___ DATA ENTRIES

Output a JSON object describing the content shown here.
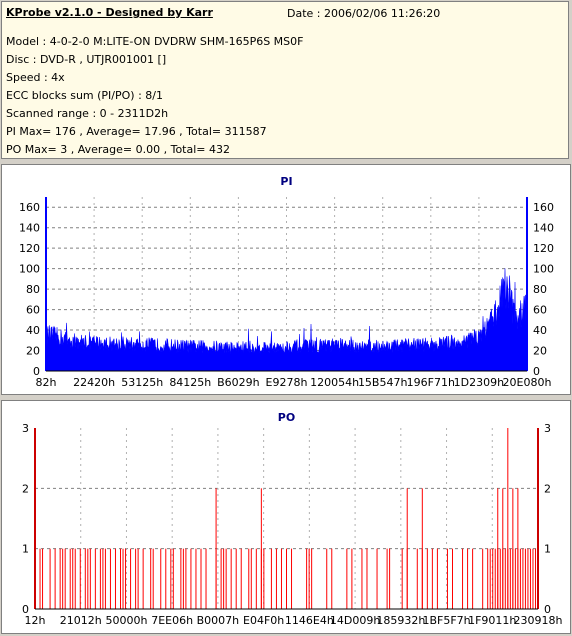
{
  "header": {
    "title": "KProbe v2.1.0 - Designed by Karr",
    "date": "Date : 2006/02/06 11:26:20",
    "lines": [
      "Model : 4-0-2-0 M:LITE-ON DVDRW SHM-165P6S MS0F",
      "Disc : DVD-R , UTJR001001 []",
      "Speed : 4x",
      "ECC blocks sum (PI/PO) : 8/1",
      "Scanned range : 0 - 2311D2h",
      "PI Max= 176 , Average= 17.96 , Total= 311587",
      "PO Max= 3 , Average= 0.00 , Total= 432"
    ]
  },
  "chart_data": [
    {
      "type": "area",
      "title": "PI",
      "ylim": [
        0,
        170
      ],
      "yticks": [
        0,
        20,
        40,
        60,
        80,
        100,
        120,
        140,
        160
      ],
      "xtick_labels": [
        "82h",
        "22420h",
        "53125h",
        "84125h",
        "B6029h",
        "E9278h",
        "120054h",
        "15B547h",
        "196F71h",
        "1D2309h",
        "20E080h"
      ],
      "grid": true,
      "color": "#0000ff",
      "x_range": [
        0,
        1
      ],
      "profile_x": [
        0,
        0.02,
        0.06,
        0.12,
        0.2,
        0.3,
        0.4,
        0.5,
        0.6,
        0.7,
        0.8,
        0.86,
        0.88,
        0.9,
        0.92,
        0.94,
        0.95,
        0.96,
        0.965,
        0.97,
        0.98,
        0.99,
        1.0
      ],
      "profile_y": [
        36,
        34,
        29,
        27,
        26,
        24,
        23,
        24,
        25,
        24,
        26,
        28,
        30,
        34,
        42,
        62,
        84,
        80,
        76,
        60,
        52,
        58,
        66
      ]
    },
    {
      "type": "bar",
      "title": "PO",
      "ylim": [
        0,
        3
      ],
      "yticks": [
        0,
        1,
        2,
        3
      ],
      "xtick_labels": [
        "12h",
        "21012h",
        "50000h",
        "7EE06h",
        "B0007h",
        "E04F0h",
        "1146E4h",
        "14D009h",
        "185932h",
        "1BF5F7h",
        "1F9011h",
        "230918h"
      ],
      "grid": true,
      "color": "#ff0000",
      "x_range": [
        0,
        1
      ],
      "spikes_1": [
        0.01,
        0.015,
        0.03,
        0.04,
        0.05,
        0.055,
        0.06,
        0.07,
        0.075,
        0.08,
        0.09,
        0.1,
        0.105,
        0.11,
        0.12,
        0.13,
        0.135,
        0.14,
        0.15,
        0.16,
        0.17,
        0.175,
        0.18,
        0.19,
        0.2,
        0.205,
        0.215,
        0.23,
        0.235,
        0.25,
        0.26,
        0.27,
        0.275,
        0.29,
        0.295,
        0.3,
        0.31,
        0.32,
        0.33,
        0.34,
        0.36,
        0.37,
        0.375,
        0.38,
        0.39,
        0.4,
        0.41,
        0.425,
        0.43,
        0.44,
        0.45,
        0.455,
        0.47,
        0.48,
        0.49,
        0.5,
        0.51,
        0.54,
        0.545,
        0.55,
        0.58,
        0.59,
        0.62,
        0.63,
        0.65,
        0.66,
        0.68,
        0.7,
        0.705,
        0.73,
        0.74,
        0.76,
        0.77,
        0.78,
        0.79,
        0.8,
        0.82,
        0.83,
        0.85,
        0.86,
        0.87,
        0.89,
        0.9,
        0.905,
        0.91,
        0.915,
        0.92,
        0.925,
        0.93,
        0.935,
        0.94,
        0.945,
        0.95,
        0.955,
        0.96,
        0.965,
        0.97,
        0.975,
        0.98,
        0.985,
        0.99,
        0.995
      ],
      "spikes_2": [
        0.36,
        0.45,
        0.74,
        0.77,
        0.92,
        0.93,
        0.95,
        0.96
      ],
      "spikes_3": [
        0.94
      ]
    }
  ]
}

______
___ DATA ENTRIES

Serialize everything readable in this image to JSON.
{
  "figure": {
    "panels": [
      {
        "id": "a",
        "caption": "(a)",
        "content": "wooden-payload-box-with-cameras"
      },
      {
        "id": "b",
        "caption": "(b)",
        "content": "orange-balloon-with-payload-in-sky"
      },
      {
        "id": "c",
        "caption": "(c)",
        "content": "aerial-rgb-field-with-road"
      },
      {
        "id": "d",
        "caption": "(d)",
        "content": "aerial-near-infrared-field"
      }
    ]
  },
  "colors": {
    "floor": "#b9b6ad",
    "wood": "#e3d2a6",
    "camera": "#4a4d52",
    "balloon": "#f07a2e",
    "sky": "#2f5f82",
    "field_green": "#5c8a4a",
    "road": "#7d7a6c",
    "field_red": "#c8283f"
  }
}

______
___ DATA ENTRIES

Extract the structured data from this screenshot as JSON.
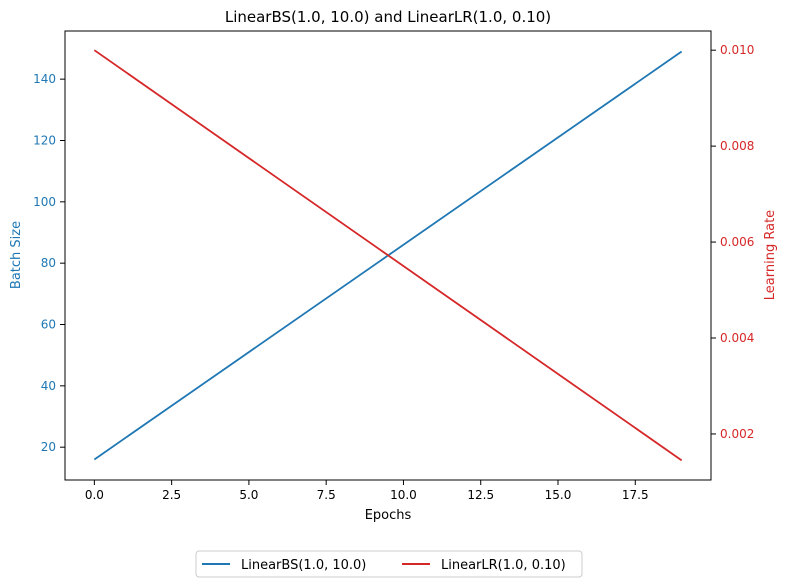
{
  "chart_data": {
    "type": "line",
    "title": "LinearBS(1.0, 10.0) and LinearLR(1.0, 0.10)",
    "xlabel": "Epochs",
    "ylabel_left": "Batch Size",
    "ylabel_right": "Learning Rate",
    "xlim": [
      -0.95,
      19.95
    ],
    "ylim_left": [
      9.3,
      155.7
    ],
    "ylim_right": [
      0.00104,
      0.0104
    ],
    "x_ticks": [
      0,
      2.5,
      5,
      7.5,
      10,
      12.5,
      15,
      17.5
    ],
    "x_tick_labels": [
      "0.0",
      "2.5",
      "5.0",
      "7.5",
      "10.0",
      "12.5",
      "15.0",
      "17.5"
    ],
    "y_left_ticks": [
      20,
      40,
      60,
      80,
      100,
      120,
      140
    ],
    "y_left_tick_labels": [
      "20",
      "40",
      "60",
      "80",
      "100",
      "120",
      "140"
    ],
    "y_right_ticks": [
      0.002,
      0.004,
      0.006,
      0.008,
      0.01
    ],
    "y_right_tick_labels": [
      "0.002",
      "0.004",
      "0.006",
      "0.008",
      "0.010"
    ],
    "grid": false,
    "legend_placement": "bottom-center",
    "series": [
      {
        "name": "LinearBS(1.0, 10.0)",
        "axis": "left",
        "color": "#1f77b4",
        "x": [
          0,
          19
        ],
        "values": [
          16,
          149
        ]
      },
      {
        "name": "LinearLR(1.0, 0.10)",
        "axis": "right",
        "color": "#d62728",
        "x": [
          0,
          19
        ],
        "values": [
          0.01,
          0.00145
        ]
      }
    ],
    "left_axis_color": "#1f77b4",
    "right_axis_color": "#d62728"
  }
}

______

> _EXERCISE AIM_: Check each line of the records for the word "road", and show the lines that contain it.

> _RESPONSE TO THE EXERCISE_:
        "content": "aerial-rgb-field-with-road"
    "road": "#7d7a6c",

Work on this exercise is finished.